## Your task:
Can you retype every record below exactly as written?

## Data rows:
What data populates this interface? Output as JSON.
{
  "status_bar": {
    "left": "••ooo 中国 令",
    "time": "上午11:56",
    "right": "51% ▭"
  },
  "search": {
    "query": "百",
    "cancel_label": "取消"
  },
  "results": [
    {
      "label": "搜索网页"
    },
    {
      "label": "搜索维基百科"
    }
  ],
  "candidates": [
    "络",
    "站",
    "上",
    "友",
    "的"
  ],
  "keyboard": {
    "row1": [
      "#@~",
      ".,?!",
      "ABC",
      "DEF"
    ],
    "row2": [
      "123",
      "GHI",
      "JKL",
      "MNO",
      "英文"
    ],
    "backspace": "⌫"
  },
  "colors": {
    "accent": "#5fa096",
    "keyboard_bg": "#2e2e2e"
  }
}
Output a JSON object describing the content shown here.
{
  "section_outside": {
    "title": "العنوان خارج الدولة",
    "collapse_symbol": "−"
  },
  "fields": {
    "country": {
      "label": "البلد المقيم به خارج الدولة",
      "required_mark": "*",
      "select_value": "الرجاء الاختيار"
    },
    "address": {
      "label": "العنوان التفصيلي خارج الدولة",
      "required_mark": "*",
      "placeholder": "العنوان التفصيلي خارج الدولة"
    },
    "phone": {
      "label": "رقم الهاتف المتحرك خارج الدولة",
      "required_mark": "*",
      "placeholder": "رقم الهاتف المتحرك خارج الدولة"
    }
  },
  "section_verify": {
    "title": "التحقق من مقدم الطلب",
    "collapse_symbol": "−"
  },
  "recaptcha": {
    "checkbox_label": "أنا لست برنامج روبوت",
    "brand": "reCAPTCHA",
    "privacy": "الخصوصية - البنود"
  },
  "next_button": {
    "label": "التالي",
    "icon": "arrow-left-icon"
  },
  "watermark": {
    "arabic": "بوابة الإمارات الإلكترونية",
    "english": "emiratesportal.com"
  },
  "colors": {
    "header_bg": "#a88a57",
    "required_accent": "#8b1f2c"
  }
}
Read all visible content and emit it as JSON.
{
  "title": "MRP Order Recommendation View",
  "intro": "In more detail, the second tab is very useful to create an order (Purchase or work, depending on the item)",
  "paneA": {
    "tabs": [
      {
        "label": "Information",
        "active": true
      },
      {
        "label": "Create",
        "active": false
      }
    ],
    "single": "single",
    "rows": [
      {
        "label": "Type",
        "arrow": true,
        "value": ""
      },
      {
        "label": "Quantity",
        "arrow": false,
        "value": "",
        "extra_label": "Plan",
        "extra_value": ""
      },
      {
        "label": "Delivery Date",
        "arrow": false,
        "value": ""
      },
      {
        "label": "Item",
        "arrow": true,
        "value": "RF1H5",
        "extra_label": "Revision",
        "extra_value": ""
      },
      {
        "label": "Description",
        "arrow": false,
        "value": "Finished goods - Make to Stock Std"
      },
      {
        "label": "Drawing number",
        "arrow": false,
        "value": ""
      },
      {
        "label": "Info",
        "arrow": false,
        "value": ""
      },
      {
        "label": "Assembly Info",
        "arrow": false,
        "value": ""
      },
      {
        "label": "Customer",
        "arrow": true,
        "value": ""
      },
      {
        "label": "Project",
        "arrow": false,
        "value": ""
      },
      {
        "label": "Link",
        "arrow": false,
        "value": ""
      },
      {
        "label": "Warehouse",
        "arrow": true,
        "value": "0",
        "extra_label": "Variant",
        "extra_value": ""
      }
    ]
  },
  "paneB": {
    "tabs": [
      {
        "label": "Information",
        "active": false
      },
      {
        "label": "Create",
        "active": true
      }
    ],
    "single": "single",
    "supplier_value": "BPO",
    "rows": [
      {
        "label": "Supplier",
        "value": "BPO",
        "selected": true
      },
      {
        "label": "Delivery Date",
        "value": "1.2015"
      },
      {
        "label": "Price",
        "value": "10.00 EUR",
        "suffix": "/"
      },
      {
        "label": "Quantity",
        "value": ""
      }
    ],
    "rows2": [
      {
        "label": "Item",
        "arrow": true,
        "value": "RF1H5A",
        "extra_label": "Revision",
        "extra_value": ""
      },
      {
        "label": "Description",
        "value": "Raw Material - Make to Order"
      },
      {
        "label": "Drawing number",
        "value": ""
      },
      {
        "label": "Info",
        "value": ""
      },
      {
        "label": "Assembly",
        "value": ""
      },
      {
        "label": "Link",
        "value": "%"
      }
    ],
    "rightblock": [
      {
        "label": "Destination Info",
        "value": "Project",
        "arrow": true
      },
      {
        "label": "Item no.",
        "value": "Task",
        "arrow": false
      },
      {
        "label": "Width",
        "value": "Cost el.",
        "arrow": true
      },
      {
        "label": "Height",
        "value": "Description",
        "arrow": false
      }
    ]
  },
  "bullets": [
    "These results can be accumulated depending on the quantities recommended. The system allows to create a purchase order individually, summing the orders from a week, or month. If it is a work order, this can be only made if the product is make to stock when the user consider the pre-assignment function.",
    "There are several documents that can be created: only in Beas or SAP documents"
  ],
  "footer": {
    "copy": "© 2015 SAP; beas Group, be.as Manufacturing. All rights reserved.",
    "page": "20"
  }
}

## Exercise answer:
What data populates this interface? Output as JSON.
{
  "status_bar": {
    "left": "••ooo 中国 令",
    "time": "上午11:56",
    "right": "51% ▭"
  },
  "search": {
    "query": "百",
    "cancel_label": "取消"
  },
  "results": [
    {
      "label": "搜索网页"
    },
    {
      "label": "搜索维基百科"
    }
  ],
  "candidates": [
    "络",
    "站",
    "上",
    "友",
    "的"
  ],
  "keyboard": {
    "row1": [
      "#@~",
      ".,?!",
      "ABC",
      "DEF"
    ],
    "row2": [
      "123",
      "GHI",
      "JKL",
      "MNO",
      "英文"
    ],
    "backspace": "⌫"
  },
  "colors": {
    "accent": "#5fa096",
    "keyboard_bg": "#2e2e2e"
  }
}
Output a JSON object describing the content shown here.
{
  "section_outside": {
    "title": "العنوان خارج الدولة",
    "collapse_symbol": "−"
  },
  "fields": {
    "country": {
      "label": "البلد المقيم به خارج الدولة",
      "required_mark": "*",
      "select_value": "الرجاء الاختيار"
    },
    "address": {
      "label": "العنوان التفصيلي خارج الدولة",
      "required_mark": "*",
      "placeholder": "العنوان التفصيلي خارج الدولة"
    },
    "phone": {
      "label": "رقم الهاتف المتحرك خارج الدولة",
      "required_mark": "*",
      "placeholder": "رقم الهاتف المتحرك خارج الدولة"
    }
  },
  "section_verify": {
    "title": "التحقق من مقدم الطلب",
    "collapse_symbol": "−"
  },
  "recaptcha": {
    "checkbox_label": "أنا لست برنامج روبوت",
    "brand": "reCAPTCHA",
    "privacy": "الخصوصية - البنود"
  },
  "next_button": {
    "label": "التالي",
    "icon": "arrow-left-icon"
  },
  "watermark": {
    "arabic": "بوابة الإمارات الإلكترونية",
    "english": "emiratesportal.com"
  },
  "colors": {
    "header_bg": "#a88a57",
    "required_accent": "#8b1f2c"
  }
}
Read all visible content and emit it as JSON.
{
  "title": "MRP Order Recommendation View",
  "intro": "In more detail, the second tab is very useful to create an order (Purchase or work, depending on the item)",
  "paneA": {
    "tabs": [
      {
        "label": "Information",
        "active": true
      },
      {
        "label": "Create",
        "active": false
      }
    ],
    "single": "single",
    "rows": [
      {
        "label": "Type",
        "arrow": true,
        "value": ""
      },
      {
        "label": "Quantity",
        "arrow": false,
        "value": "",
        "extra_label": "Plan",
        "extra_value": ""
      },
      {
        "label": "Delivery Date",
        "arrow": false,
        "value": ""
      },
      {
        "label": "Item",
        "arrow": true,
        "value": "RF1H5",
        "extra_label": "Revision",
        "extra_value": ""
      },
      {
        "label": "Description",
        "arrow": false,
        "value": "Finished goods - Make to Stock Std"
      },
      {
        "label": "Drawing number",
        "arrow": false,
        "value": ""
      },
      {
        "label": "Info",
        "arrow": false,
        "value": ""
      },
      {
        "label": "Assembly Info",
        "arrow": false,
        "value": ""
      },
      {
        "label": "Customer",
        "arrow": true,
        "value": ""
      },
      {
        "label": "Project",
        "arrow": false,
        "value": ""
      },
      {
        "label": "Link",
        "arrow": false,
        "value": ""
      },
      {
        "label": "Warehouse",
        "arrow": true,
        "value": "0",
        "extra_label": "Variant",
        "extra_value": ""
      }
    ]
  },
  "paneB": {
    "tabs": [
      {
        "label": "Information",
        "active": false
      },
      {
        "label": "Create",
        "active": true
      }
    ],
    "single": "single",
    "supplier_value": "BPO",
    "rows": [
      {
        "label": "Supplier",
        "value": "BPO",
        "selected": true
      },
      {
        "label": "Delivery Date",
        "value": "1.2015"
      },
      {
        "label": "Price",
        "value": "10.00 EUR",
        "suffix": "/"
      },
      {
        "label": "Quantity",
        "value": ""
      }
    ],
    "rows2": [
      {
        "label": "Item",
        "arrow": true,
        "value": "RF1H5A",
        "extra_label": "Revision",
        "extra_value": ""
      },
      {
        "label": "Description",
        "value": "Raw Material - Make to Order"
      },
      {
        "label": "Drawing number",
        "value": ""
      },
      {
        "label": "Info",
        "value": ""
      },
      {
        "label": "Assembly",
        "value": ""
      },
      {
        "label": "Link",
        "value": "%"
      }
    ],
    "rightblock": [
      {
        "label": "Destination Info",
        "value": "Project",
        "arrow": true
      },
      {
        "label": "Item no.",
        "value": "Task",
        "arrow": false
      },
      {
        "label": "Width",
        "value": "Cost el.",
        "arrow": true
      },
      {
        "label": "Height",
        "value": "Description",
        "arrow": false
      }
    ]
  },
  "bullets": [
    "These results can be accumulated depending on the quantities recommended. The system allows to create a purchase order individually, summing the orders from a week, or month. If it is a work order, this can be only made if the product is make to stock when the user consider the pre-assignment function.",
    "There are several documents that can be created: only in Beas or SAP documents"
  ],
  "footer": {
    "copy": "© 2015 SAP; beas Group, be.as Manufacturing. All rights reserved.",
    "page": "20"
  }
}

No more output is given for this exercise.